BEGIN Data for this exercise
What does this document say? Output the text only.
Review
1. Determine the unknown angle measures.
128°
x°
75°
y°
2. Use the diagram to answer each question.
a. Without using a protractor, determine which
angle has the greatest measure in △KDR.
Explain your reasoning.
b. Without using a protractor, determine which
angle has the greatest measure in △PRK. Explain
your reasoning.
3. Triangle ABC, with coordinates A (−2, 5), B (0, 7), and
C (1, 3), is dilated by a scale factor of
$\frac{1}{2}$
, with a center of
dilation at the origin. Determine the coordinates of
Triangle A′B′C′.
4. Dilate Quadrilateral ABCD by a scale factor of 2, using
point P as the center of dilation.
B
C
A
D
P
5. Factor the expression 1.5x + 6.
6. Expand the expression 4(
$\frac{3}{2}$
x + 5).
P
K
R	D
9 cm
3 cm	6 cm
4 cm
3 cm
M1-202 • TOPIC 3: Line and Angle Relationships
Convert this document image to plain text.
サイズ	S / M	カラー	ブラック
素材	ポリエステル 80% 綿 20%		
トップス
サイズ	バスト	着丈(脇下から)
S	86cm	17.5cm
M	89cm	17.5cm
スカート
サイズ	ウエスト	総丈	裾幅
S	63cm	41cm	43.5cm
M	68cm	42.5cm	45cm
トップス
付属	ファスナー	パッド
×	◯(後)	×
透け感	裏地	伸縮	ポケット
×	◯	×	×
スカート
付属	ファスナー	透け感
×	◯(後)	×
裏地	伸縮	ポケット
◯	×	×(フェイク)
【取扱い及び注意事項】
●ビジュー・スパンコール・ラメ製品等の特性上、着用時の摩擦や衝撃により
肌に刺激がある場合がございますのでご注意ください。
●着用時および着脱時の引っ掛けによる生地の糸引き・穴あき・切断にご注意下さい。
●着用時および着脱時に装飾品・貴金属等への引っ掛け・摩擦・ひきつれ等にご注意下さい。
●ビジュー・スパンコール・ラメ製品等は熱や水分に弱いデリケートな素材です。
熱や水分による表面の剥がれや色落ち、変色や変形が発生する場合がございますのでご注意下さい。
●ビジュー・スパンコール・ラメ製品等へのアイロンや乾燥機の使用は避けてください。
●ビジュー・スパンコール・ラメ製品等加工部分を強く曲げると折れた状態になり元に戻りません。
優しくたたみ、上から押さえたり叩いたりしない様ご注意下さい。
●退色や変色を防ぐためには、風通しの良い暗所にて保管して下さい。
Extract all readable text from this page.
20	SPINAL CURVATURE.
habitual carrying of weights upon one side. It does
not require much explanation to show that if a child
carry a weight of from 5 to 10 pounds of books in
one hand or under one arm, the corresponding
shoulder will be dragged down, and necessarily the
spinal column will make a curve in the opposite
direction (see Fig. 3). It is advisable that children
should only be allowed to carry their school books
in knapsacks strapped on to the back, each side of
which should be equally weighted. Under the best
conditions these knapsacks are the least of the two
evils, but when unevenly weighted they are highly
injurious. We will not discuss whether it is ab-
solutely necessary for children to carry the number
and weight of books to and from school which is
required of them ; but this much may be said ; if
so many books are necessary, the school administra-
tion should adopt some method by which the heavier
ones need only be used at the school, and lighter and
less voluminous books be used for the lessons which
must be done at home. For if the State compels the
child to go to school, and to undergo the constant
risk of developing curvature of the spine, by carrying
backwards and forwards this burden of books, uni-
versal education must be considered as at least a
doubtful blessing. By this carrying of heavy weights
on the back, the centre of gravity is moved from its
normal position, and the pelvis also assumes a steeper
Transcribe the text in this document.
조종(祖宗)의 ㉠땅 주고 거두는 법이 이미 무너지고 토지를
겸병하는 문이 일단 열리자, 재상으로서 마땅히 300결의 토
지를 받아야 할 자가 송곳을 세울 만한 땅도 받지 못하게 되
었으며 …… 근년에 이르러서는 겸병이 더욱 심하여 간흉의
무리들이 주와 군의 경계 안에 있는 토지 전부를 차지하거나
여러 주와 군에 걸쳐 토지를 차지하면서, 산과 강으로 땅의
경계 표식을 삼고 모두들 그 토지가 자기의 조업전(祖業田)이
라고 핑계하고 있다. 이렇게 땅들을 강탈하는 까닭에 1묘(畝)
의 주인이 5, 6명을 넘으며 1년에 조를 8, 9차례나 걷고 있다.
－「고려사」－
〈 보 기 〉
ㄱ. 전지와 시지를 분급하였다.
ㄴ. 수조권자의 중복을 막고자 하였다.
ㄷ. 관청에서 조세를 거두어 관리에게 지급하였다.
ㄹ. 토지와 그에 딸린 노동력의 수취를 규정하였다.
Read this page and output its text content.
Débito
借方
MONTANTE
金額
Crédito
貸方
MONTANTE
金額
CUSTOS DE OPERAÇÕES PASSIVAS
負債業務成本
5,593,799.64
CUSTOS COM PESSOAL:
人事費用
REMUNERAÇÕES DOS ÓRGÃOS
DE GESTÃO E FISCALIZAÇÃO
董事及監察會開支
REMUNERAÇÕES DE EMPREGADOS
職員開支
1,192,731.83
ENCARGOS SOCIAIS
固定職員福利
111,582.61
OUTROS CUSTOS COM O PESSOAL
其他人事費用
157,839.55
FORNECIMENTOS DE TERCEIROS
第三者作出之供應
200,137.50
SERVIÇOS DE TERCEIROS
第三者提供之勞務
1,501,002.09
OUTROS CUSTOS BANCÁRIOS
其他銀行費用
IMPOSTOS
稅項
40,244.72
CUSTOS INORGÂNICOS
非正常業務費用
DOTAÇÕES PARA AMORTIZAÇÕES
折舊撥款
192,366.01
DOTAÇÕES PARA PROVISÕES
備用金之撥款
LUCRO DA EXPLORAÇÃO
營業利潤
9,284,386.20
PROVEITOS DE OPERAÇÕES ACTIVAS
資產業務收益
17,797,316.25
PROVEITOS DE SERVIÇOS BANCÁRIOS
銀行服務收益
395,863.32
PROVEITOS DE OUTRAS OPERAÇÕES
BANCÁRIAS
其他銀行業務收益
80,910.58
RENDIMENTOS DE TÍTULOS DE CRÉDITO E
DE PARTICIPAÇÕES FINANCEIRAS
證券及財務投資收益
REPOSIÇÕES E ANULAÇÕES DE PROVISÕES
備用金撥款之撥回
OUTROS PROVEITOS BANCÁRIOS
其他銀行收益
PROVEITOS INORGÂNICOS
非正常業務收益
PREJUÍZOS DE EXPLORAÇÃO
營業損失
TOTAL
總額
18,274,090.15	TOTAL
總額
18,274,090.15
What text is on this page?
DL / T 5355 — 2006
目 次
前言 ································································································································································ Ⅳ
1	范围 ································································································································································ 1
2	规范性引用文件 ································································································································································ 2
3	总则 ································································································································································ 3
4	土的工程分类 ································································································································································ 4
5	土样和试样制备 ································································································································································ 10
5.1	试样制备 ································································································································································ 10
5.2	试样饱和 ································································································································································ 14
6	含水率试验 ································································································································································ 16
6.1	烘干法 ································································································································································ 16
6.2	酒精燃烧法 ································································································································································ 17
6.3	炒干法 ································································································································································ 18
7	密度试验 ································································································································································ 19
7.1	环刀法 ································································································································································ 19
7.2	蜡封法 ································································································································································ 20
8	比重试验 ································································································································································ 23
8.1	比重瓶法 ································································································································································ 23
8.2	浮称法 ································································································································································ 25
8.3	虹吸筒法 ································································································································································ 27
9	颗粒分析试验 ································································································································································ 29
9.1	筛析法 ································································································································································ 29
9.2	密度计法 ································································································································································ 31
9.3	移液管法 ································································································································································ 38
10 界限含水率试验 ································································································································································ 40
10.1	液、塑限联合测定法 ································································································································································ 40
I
END Data for this exercise
Exactly as they are written, print the entries again.

What does this document say? Output the text only.
Review
1. Determine the unknown angle measures.
128°
x°
75°
y°
2. Use the diagram to answer each question.
a. Without using a protractor, determine which
angle has the greatest measure in △KDR.
Explain your reasoning.
b. Without using a protractor, determine which
angle has the greatest measure in △PRK. Explain
your reasoning.
3. Triangle ABC, with coordinates A (−2, 5), B (0, 7), and
C (1, 3), is dilated by a scale factor of
$\frac{1}{2}$
, with a center of
dilation at the origin. Determine the coordinates of
Triangle A′B′C′.
4. Dilate Quadrilateral ABCD by a scale factor of 2, using
point P as the center of dilation.
B
C
A
D
P
5. Factor the expression 1.5x + 6.
6. Expand the expression 4(
$\frac{3}{2}$
x + 5).
P
K
R	D
9 cm
3 cm	6 cm
4 cm
3 cm
M1-202 • TOPIC 3: Line and Angle Relationships
Convert this document image to plain text.
サイズ	S / M	カラー	ブラック
素材	ポリエステル 80% 綿 20%		
トップス
サイズ	バスト	着丈(脇下から)
S	86cm	17.5cm
M	89cm	17.5cm
スカート
サイズ	ウエスト	総丈	裾幅
S	63cm	41cm	43.5cm
M	68cm	42.5cm	45cm
トップス
付属	ファスナー	パッド
×	◯(後)	×
透け感	裏地	伸縮	ポケット
×	◯	×	×
スカート
付属	ファスナー	透け感
×	◯(後)	×
裏地	伸縮	ポケット
◯	×	×(フェイク)
【取扱い及び注意事項】
●ビジュー・スパンコール・ラメ製品等の特性上、着用時の摩擦や衝撃により
肌に刺激がある場合がございますのでご注意ください。
●着用時および着脱時の引っ掛けによる生地の糸引き・穴あき・切断にご注意下さい。
●着用時および着脱時に装飾品・貴金属等への引っ掛け・摩擦・ひきつれ等にご注意下さい。
●ビジュー・スパンコール・ラメ製品等は熱や水分に弱いデリケートな素材です。
熱や水分による表面の剥がれや色落ち、変色や変形が発生する場合がございますのでご注意下さい。
●ビジュー・スパンコール・ラメ製品等へのアイロンや乾燥機の使用は避けてください。
●ビジュー・スパンコール・ラメ製品等加工部分を強く曲げると折れた状態になり元に戻りません。
優しくたたみ、上から押さえたり叩いたりしない様ご注意下さい。
●退色や変色を防ぐためには、風通しの良い暗所にて保管して下さい。
Extract all readable text from this page.
20	SPINAL CURVATURE.
habitual carrying of weights upon one side. It does
not require much explanation to show that if a child
carry a weight of from 5 to 10 pounds of books in
one hand or under one arm, the corresponding
shoulder will be dragged down, and necessarily the
spinal column will make a curve in the opposite
direction (see Fig. 3). It is advisable that children
should only be allowed to carry their school books
in knapsacks strapped on to the back, each side of
which should be equally weighted. Under the best
conditions these knapsacks are the least of the two
evils, but when unevenly weighted they are highly
injurious. We will not discuss whether it is ab-
solutely necessary for children to carry the number
and weight of books to and from school which is
required of them ; but this much may be said ; if
so many books are necessary, the school administra-
tion should adopt some method by which the heavier
ones need only be used at the school, and lighter and
less voluminous books be used for the lessons which
must be done at home. For if the State compels the
child to go to school, and to undergo the constant
risk of developing curvature of the spine, by carrying
backwards and forwards this burden of books, uni-
versal education must be considered as at least a
doubtful blessing. By this carrying of heavy weights
on the back, the centre of gravity is moved from its
normal position, and the pelvis also assumes a steeper
Transcribe the text in this document.
조종(祖宗)의 ㉠땅 주고 거두는 법이 이미 무너지고 토지를
겸병하는 문이 일단 열리자, 재상으로서 마땅히 300결의 토
지를 받아야 할 자가 송곳을 세울 만한 땅도 받지 못하게 되
었으며 …… 근년에 이르러서는 겸병이 더욱 심하여 간흉의
무리들이 주와 군의 경계 안에 있는 토지 전부를 차지하거나
여러 주와 군에 걸쳐 토지를 차지하면서, 산과 강으로 땅의
경계 표식을 삼고 모두들 그 토지가 자기의 조업전(祖業田)이
라고 핑계하고 있다. 이렇게 땅들을 강탈하는 까닭에 1묘(畝)
의 주인이 5, 6명을 넘으며 1년에 조를 8, 9차례나 걷고 있다.
－「고려사」－
〈 보 기 〉
ㄱ. 전지와 시지를 분급하였다.
ㄴ. 수조권자의 중복을 막고자 하였다.
ㄷ. 관청에서 조세를 거두어 관리에게 지급하였다.
ㄹ. 토지와 그에 딸린 노동력의 수취를 규정하였다.
Read this page and output its text content.
Débito
借方
MONTANTE
金額
Crédito
貸方
MONTANTE
金額
CUSTOS DE OPERAÇÕES PASSIVAS
負債業務成本
5,593,799.64
CUSTOS COM PESSOAL:
人事費用
REMUNERAÇÕES DOS ÓRGÃOS
DE GESTÃO E FISCALIZAÇÃO
董事及監察會開支
REMUNERAÇÕES DE EMPREGADOS
職員開支
1,192,731.83
ENCARGOS SOCIAIS
固定職員福利
111,582.61
OUTROS CUSTOS COM O PESSOAL
其他人事費用
157,839.55
FORNECIMENTOS DE TERCEIROS
第三者作出之供應
200,137.50
SERVIÇOS DE TERCEIROS
第三者提供之勞務
1,501,002.09
OUTROS CUSTOS BANCÁRIOS
其他銀行費用
IMPOSTOS
稅項
40,244.72
CUSTOS INORGÂNICOS
非正常業務費用
DOTAÇÕES PARA AMORTIZAÇÕES
折舊撥款
192,366.01
DOTAÇÕES PARA PROVISÕES
備用金之撥款
LUCRO DA EXPLORAÇÃO
營業利潤
9,284,386.20
PROVEITOS DE OPERAÇÕES ACTIVAS
資產業務收益
17,797,316.25
PROVEITOS DE SERVIÇOS BANCÁRIOS
銀行服務收益
395,863.32
PROVEITOS DE OUTRAS OPERAÇÕES
BANCÁRIAS
其他銀行業務收益
80,910.58
RENDIMENTOS DE TÍTULOS DE CRÉDITO E
DE PARTICIPAÇÕES FINANCEIRAS
證券及財務投資收益
REPOSIÇÕES E ANULAÇÕES DE PROVISÕES
備用金撥款之撥回
OUTROS PROVEITOS BANCÁRIOS
其他銀行收益
PROVEITOS INORGÂNICOS
非正常業務收益
PREJUÍZOS DE EXPLORAÇÃO
營業損失
TOTAL
總額
18,274,090.15	TOTAL
總額
18,274,090.15
What text is on this page?
DL / T 5355 — 2006
目 次
前言 ································································································································································ Ⅳ
1	范围 ································································································································································ 1
2	规范性引用文件 ································································································································································ 2
3	总则 ································································································································································ 3
4	土的工程分类 ································································································································································ 4
5	土样和试样制备 ································································································································································ 10
5.1	试样制备 ································································································································································ 10
5.2	试样饱和 ································································································································································ 14
6	含水率试验 ································································································································································ 16
6.1	烘干法 ································································································································································ 16
6.2	酒精燃烧法 ································································································································································ 17
6.3	炒干法 ································································································································································ 18
7	密度试验 ································································································································································ 19
7.1	环刀法 ································································································································································ 19
7.2	蜡封法 ································································································································································ 20
8	比重试验 ································································································································································ 23
8.1	比重瓶法 ································································································································································ 23
8.2	浮称法 ································································································································································ 25
8.3	虹吸筒法 ································································································································································ 27
9	颗粒分析试验 ································································································································································ 29
9.1	筛析法 ································································································································································ 29
9.2	密度计法 ································································································································································ 31
9.3	移液管法 ································································································································································ 38
10 界限含水率试验 ································································································································································ 40
10.1	液、塑限联合测定法 ································································································································································ 40
I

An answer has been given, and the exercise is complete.